**Tasks and exercises:**
- a) Reproduce the Operation Tamarisk passage starting at "Cold War espionage" and ending at "used toilet paper.", but swap "garbage" for "refuse".
- b) Answer these questions about the Operation Tamarisk passage:
(i) Which countries' military intelligence services ran the operation?
(ii) Which book describes the operation, and who wrote it?
(iii) Why did the handlers want the amputated limbs brought back?
---------- Passage
= Operation Tamarisk =

Cold War espionage operation

Operation Tamarisk was a Cold War-era operation run by the military intelligence services of the U.S., U.K., and France through their military liaison missions in East Germany, that gathered discarded paper, letters, and garbage from Soviet trash bins and military maneuvers, including used toilet paper.
==History==
As described in The Hidden Hand by Richard Aldrich, Soviet troops were not issued toilet paper in the field. This led them to use official documents as toilet paper, but as the paper was not soluble it was put into bins. The US, UK and France then used their spies to retrieve the soiled documents from the bins. The spies complained to their handlers that they had to go through the bins that contained fecal matter and even amputated limbs, in the case of hospital rubbish bins. When told this, the handlers asked them to bring back the limbs as well, so they could study what type of shrapnel the Soviets were using.
--------------------
---------- Data provided
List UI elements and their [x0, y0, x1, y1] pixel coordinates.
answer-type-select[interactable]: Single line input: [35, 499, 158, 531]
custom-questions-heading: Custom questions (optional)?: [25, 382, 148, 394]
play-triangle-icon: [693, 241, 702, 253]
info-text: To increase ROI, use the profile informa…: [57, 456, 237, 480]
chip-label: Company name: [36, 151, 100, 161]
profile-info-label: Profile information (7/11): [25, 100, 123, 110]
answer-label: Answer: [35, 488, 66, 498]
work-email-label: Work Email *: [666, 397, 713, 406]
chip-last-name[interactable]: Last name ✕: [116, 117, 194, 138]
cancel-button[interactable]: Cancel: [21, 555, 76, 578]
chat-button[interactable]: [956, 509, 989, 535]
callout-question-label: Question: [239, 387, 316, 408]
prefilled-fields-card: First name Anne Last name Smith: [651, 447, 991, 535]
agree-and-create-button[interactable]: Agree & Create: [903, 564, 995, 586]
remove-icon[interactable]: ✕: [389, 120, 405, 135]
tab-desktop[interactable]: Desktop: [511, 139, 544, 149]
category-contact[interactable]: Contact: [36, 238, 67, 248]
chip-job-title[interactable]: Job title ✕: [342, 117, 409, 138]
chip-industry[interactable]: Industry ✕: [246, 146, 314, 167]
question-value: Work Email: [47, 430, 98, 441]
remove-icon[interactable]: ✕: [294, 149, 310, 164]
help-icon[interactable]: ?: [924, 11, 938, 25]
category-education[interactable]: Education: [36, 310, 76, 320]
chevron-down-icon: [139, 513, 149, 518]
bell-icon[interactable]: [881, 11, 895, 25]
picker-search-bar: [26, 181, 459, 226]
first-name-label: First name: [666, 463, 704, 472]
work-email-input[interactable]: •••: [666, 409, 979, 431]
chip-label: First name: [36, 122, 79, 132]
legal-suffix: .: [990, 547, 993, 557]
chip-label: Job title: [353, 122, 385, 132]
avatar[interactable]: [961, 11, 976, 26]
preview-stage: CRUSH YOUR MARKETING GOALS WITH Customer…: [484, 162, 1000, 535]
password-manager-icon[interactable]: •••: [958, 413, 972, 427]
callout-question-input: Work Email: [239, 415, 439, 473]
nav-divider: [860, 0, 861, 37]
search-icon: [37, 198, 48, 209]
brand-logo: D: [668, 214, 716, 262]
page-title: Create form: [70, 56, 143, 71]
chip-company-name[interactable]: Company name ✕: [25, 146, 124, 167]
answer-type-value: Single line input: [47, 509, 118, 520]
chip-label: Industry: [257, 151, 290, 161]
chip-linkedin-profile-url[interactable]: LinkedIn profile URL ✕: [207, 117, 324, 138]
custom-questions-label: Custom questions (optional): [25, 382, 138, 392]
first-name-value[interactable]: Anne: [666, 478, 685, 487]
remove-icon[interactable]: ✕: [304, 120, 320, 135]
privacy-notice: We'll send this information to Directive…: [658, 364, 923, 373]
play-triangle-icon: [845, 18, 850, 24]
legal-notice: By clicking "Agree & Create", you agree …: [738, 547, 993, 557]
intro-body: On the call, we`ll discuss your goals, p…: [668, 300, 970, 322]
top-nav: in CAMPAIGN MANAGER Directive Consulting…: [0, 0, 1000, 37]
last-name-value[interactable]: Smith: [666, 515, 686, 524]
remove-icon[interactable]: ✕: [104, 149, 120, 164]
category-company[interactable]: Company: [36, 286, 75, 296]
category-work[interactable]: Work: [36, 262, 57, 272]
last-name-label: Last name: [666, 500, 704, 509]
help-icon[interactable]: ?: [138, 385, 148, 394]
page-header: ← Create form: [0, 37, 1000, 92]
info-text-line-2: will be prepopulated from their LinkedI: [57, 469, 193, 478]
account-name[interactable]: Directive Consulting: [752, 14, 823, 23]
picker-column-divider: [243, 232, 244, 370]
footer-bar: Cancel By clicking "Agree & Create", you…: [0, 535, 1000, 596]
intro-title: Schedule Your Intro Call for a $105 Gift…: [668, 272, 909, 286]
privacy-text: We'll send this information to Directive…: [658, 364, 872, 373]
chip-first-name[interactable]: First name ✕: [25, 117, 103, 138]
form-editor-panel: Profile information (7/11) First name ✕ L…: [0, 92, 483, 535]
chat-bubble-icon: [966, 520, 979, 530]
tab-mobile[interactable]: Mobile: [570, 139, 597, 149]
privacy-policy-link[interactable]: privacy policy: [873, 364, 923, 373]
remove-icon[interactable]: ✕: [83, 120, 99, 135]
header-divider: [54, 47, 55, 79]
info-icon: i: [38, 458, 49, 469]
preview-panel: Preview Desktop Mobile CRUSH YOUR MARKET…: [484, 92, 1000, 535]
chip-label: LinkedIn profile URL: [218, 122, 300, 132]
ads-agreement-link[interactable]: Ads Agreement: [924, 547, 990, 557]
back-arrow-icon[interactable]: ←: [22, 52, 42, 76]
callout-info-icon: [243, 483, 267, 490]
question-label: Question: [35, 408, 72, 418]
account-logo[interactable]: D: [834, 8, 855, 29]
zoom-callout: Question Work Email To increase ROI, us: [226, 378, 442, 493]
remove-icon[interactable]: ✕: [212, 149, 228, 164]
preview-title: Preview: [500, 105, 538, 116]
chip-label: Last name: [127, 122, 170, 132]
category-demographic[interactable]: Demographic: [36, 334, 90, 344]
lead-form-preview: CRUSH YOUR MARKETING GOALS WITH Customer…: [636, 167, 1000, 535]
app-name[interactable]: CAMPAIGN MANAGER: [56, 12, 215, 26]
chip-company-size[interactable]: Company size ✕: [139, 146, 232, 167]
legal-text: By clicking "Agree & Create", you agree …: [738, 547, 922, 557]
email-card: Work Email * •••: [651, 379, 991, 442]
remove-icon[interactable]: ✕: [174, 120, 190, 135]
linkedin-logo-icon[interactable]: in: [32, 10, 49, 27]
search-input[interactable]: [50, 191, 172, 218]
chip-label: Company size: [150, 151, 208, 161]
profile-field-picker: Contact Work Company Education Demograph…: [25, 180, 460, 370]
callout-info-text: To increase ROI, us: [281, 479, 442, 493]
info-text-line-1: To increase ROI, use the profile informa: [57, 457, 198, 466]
--------------------
**Answers for the tasks:**
- a)
Cold War espionage operation

Operation Tamarisk was a Cold War-era operation run by the military intelligence services of the U.S., U.K., and France through their military liaison missions in East Germany, that gathered discarded paper, letters, and refuse from Soviet trash bins and military maneuvers, including used toilet paper.

- b)
(i) The U.S., the U.K., and France.
(ii) The Hidden Hand, by Richard Aldrich.
(iii) So they could study what type of shrapnel the Soviets were using.